(Data items)

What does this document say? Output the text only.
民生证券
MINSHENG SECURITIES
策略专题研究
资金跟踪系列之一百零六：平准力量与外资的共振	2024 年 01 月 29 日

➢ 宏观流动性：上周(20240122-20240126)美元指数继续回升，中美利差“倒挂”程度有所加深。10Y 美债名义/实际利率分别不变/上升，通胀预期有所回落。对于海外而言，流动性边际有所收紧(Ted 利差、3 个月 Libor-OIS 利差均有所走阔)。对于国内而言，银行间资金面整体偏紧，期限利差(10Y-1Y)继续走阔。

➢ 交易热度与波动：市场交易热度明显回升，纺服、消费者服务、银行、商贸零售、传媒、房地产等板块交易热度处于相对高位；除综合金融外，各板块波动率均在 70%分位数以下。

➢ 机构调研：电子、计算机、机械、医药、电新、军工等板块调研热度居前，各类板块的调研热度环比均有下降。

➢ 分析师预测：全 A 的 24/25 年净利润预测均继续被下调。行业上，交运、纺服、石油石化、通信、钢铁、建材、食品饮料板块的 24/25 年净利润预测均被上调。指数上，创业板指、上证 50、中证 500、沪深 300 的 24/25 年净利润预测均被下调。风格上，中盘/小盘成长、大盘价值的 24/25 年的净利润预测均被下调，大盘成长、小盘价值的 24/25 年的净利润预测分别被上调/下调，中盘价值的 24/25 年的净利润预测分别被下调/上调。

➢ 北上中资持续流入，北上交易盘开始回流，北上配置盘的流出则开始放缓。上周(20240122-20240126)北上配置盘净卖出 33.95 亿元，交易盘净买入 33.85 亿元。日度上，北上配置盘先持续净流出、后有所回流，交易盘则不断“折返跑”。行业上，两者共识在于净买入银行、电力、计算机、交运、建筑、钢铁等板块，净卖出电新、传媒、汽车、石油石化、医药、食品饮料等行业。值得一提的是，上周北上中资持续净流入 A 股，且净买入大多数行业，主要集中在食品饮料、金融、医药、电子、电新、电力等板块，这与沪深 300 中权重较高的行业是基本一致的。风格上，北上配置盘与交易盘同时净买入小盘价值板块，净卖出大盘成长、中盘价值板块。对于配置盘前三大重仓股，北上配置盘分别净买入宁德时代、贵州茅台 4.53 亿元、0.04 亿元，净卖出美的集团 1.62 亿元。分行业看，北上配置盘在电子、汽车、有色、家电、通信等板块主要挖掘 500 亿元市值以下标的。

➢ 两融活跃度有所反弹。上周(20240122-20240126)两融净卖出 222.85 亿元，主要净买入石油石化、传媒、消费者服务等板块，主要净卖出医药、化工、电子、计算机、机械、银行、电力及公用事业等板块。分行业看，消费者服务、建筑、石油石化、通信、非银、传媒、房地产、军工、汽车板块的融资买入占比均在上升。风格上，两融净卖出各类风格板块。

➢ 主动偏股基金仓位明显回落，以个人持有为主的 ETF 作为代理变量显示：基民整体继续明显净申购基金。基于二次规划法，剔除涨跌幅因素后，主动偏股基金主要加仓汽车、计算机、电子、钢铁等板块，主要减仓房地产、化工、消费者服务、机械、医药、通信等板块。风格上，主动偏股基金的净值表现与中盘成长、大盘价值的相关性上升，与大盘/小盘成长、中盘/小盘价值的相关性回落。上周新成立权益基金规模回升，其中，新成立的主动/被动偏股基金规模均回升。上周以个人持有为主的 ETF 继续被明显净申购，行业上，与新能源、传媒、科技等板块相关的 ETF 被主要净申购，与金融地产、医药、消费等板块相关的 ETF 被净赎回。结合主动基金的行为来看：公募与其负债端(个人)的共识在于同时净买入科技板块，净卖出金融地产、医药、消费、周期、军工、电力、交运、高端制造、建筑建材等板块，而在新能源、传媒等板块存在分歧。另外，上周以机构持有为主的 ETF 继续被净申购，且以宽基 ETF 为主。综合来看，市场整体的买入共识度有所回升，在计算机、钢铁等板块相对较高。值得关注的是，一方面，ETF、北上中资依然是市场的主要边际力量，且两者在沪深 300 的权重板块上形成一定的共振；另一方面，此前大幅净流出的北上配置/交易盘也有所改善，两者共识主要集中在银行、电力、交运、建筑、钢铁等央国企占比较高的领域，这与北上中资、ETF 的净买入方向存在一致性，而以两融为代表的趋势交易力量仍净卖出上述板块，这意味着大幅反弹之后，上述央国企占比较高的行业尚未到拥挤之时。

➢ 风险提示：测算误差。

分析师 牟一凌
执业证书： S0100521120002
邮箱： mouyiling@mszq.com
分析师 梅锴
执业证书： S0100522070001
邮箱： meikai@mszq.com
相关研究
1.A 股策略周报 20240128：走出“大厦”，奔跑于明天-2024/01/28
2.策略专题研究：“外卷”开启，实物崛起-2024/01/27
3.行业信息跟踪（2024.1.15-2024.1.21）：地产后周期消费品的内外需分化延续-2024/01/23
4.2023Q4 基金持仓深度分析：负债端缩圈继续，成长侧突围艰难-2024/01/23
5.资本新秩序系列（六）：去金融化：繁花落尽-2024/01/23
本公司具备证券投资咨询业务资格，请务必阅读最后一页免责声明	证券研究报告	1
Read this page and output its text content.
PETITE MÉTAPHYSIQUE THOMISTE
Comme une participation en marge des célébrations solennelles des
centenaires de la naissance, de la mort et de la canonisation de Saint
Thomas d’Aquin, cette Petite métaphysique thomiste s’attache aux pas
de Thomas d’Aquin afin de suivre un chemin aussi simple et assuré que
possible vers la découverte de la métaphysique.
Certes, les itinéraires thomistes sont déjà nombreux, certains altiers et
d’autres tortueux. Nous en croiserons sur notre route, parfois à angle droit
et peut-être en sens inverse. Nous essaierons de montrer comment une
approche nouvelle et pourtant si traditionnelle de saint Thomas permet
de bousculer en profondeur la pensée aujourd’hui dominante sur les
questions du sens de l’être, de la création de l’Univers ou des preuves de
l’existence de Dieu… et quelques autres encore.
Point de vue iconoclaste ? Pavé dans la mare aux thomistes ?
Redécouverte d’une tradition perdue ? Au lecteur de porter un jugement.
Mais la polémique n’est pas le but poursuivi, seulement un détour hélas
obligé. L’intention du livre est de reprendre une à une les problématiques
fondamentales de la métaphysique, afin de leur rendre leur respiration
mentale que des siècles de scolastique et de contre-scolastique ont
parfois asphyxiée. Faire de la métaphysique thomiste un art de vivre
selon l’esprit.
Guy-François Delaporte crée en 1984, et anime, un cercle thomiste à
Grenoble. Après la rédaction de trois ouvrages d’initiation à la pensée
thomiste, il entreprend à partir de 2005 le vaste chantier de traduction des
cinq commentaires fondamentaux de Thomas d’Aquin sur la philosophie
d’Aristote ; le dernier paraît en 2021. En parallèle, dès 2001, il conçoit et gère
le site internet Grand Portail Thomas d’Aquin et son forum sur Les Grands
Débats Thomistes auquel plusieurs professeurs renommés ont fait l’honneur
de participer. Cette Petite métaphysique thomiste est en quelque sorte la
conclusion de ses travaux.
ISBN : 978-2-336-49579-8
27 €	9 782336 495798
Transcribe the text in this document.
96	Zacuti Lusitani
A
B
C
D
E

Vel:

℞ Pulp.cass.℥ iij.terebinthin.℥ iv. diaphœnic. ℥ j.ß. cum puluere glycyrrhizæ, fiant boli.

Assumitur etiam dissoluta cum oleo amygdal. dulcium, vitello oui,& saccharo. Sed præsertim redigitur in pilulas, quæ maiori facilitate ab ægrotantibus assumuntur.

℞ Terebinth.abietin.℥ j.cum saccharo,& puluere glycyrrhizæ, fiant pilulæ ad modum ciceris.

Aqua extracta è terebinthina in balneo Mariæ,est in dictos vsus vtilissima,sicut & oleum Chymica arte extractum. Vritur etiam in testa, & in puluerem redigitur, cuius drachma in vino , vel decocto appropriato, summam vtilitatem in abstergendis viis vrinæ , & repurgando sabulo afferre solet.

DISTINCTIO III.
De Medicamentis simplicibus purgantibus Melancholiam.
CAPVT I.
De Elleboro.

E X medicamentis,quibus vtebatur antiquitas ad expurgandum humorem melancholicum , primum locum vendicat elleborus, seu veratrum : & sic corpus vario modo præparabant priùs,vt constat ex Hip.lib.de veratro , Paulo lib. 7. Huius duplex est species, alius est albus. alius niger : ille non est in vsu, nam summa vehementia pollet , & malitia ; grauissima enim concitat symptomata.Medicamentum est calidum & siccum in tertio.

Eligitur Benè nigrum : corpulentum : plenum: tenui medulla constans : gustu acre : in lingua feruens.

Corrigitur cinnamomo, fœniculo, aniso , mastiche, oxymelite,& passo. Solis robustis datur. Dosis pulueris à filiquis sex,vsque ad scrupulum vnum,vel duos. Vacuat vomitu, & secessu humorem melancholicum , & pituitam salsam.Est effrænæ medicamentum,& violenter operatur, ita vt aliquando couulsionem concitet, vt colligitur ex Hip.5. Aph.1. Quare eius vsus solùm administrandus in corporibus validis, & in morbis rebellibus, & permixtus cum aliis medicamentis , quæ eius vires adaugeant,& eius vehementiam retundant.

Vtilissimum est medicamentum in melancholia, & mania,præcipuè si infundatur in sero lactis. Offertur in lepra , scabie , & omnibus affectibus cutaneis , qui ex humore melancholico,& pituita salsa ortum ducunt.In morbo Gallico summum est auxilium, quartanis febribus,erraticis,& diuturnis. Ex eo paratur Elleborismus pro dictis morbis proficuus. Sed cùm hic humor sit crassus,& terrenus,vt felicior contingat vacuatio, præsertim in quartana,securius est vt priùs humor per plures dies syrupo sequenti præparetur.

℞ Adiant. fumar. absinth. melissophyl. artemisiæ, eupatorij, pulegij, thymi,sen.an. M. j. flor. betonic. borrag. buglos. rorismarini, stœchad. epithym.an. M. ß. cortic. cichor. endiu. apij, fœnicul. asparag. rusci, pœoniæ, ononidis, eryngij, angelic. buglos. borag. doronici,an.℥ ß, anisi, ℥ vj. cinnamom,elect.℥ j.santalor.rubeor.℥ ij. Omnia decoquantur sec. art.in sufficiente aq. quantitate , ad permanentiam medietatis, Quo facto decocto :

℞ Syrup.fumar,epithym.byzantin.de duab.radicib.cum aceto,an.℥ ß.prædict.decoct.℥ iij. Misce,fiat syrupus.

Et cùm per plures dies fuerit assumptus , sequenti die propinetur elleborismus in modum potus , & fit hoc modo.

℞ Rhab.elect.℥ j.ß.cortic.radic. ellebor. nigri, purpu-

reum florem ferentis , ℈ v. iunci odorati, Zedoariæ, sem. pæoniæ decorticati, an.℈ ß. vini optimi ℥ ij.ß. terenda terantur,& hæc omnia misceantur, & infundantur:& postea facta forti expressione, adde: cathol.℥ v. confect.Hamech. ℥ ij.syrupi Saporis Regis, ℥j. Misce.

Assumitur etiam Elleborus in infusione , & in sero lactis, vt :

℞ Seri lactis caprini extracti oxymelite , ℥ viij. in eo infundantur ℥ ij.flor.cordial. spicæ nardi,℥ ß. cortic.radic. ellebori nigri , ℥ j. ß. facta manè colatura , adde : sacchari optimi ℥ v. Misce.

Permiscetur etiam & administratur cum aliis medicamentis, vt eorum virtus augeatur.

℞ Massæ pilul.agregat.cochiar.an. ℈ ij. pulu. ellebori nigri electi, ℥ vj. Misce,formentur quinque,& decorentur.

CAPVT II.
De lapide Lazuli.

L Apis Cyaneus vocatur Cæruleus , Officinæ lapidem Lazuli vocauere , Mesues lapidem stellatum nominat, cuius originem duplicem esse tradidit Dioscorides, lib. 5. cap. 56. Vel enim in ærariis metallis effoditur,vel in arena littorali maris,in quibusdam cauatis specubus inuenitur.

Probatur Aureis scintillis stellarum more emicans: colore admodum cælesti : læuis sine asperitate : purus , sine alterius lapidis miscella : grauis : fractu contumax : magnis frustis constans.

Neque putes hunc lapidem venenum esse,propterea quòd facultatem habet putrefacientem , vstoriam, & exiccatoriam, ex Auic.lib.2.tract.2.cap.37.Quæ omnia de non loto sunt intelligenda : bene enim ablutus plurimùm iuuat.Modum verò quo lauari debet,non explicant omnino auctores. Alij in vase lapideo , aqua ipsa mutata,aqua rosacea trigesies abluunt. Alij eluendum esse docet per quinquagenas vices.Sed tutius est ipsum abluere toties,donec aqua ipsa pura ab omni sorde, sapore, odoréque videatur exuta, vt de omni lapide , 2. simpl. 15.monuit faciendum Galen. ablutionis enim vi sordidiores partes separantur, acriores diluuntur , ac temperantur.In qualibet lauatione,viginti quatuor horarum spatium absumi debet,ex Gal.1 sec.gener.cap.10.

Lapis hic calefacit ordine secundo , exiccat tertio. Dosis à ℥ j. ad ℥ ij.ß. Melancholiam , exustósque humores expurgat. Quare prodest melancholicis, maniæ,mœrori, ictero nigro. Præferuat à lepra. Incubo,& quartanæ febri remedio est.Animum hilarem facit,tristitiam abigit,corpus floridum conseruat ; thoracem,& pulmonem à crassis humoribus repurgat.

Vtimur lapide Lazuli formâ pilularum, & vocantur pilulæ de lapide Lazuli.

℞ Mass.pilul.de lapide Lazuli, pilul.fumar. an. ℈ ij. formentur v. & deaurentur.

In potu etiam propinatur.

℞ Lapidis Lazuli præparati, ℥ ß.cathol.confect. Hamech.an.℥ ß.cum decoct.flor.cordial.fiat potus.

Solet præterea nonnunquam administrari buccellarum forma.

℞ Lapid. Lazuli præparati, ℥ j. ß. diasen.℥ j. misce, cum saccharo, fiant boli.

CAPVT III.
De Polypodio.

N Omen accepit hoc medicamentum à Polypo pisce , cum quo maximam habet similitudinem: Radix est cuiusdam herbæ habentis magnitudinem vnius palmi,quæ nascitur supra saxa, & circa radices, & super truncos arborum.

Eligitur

## GIVEN PROBLEM
Find every line with the word "document" and state how many there are, with no other words.

## ANSWER TO THIS PROBLEM
2